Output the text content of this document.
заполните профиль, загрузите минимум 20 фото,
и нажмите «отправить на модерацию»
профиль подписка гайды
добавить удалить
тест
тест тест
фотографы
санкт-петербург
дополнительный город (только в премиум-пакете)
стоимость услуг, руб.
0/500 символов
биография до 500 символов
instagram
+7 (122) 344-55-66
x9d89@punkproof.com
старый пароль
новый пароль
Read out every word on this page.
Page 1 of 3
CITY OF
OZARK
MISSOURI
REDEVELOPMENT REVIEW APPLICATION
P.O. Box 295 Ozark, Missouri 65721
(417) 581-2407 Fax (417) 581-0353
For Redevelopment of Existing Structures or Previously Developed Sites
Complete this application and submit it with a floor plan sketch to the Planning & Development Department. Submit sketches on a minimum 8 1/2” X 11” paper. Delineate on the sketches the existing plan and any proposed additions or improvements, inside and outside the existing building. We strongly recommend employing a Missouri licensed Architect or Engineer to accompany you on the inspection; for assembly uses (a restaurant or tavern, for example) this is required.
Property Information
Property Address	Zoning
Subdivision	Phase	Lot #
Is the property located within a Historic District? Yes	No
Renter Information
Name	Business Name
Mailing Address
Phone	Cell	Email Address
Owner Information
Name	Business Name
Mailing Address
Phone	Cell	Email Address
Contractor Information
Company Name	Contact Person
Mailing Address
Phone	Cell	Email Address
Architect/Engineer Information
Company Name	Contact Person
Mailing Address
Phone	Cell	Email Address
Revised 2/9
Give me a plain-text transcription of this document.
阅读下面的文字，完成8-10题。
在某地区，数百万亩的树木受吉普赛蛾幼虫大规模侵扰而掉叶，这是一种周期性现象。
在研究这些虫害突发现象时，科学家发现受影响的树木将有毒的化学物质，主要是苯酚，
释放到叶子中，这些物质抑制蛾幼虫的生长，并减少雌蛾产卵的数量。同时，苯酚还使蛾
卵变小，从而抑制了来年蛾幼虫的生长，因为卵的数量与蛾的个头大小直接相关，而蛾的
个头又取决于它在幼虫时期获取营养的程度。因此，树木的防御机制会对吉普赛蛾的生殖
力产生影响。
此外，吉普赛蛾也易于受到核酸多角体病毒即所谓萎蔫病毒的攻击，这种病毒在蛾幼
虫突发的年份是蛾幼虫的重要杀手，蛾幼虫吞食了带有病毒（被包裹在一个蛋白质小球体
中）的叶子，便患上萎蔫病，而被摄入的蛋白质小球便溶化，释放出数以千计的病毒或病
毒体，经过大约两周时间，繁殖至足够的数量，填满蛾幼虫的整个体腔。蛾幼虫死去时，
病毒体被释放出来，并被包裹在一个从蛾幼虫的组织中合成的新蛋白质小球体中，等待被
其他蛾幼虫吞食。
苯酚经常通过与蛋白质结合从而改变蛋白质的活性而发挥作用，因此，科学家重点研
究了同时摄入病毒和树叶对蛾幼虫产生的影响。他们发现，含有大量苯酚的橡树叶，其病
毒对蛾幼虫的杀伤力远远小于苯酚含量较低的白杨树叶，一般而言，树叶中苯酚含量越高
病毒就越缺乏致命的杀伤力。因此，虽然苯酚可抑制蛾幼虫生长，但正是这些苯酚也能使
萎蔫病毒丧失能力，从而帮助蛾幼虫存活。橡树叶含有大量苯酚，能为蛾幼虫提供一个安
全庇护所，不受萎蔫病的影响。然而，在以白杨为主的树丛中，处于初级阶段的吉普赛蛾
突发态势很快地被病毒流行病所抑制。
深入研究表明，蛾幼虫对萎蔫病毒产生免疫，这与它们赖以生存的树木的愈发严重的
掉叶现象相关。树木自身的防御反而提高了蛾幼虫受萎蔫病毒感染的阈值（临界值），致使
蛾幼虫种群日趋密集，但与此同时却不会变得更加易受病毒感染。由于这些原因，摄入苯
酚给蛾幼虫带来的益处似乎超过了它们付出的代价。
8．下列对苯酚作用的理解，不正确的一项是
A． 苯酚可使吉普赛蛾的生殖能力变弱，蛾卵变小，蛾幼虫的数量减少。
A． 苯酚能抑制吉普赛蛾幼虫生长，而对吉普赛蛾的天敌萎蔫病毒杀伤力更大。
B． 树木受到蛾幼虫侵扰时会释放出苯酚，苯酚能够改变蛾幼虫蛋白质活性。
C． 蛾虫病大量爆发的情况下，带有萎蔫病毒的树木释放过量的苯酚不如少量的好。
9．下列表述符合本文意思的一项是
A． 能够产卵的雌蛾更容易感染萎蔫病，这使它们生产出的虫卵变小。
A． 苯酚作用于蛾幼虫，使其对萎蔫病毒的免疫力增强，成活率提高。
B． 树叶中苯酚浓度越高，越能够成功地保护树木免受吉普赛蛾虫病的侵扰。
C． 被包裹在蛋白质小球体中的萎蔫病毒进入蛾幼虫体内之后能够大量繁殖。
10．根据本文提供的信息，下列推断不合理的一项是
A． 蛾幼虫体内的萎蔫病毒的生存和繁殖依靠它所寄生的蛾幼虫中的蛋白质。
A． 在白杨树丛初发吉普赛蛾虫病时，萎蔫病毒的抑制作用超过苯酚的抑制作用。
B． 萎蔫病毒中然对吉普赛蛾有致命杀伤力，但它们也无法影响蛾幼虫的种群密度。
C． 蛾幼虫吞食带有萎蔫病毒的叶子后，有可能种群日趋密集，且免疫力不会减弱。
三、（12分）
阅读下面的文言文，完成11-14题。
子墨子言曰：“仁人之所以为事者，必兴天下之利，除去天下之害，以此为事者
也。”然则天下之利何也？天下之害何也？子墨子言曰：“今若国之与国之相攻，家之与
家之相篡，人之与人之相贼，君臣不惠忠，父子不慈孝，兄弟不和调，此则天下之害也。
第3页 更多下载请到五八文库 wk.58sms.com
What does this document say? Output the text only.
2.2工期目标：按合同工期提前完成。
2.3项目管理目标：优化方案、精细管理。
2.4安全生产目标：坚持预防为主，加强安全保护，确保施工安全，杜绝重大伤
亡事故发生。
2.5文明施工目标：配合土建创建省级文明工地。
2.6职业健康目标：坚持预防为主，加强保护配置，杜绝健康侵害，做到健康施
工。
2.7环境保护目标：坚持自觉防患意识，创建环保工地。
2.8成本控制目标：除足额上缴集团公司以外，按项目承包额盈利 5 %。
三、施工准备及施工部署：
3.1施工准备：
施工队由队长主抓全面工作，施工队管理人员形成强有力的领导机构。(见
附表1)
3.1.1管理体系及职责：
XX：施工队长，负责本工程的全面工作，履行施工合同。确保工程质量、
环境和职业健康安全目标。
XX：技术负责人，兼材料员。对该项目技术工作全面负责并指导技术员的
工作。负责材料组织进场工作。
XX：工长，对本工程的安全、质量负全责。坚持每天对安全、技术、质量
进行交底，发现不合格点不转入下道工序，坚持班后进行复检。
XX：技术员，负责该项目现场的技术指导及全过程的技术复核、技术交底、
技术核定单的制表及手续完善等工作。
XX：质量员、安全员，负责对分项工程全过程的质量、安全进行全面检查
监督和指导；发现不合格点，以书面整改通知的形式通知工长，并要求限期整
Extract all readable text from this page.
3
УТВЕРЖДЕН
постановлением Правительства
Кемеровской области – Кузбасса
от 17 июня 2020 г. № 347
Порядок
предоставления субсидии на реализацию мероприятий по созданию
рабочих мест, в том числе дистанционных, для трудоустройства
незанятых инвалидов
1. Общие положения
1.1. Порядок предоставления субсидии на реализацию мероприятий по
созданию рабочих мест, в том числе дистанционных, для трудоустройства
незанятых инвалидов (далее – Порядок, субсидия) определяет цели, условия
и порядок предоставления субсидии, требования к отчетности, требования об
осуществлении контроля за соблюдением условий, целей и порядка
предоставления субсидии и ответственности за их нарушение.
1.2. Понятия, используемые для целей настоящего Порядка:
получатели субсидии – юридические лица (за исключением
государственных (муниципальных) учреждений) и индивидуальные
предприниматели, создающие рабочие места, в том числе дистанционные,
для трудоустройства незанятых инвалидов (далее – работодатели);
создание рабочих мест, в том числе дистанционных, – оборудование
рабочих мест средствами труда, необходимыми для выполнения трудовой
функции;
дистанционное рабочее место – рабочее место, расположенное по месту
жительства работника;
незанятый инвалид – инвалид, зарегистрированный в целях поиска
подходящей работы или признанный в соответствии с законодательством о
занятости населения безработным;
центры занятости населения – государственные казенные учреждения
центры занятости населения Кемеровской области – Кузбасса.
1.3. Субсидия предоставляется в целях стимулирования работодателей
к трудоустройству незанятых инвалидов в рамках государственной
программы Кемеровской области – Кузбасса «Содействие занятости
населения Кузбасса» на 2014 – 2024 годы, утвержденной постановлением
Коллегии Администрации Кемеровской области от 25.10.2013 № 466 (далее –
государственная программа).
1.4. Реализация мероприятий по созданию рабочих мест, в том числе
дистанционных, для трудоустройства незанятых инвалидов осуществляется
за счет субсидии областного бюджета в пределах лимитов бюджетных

WHAT IS NEEDED:
Take every line from the one containing "Extract all readable text from this page." to the end of the listing and output it exactly, with nothing else.

SOLVED EXERCISE:
Extract all readable text from this page.
3
УТВЕРЖДЕН
постановлением Правительства
Кемеровской области – Кузбасса
от 17 июня 2020 г. № 347
Порядок
предоставления субсидии на реализацию мероприятий по созданию
рабочих мест, в том числе дистанционных, для трудоустройства
незанятых инвалидов
1. Общие положения
1.1. Порядок предоставления субсидии на реализацию мероприятий по
созданию рабочих мест, в том числе дистанционных, для трудоустройства
незанятых инвалидов (далее – Порядок, субсидия) определяет цели, условия
и порядок предоставления субсидии, требования к отчетности, требования об
осуществлении контроля за соблюдением условий, целей и порядка
предоставления субсидии и ответственности за их нарушение.
1.2. Понятия, используемые для целей настоящего Порядка:
получатели субсидии – юридические лица (за исключением
государственных (муниципальных) учреждений) и индивидуальные
предприниматели, создающие рабочие места, в том числе дистанционные,
для трудоустройства незанятых инвалидов (далее – работодатели);
создание рабочих мест, в том числе дистанционных, – оборудование
рабочих мест средствами труда, необходимыми для выполнения трудовой
функции;
дистанционное рабочее место – рабочее место, расположенное по месту
жительства работника;
незанятый инвалид – инвалид, зарегистрированный в целях поиска
подходящей работы или признанный в соответствии с законодательством о
занятости населения безработным;
центры занятости населения – государственные казенные учреждения
центры занятости населения Кемеровской области – Кузбасса.
1.3. Субсидия предоставляется в целях стимулирования работодателей
к трудоустройству незанятых инвалидов в рамках государственной
программы Кемеровской области – Кузбасса «Содействие занятости
населения Кузбасса» на 2014 – 2024 годы, утвержденной постановлением
Коллегии Администрации Кемеровской области от 25.10.2013 № 466 (далее –
государственная программа).
1.4. Реализация мероприятий по созданию рабочих мест, в том числе
дистанционных, для трудоустройства незанятых инвалидов осуществляется
за счет субсидии областного бюджета в пределах лимитов бюджетных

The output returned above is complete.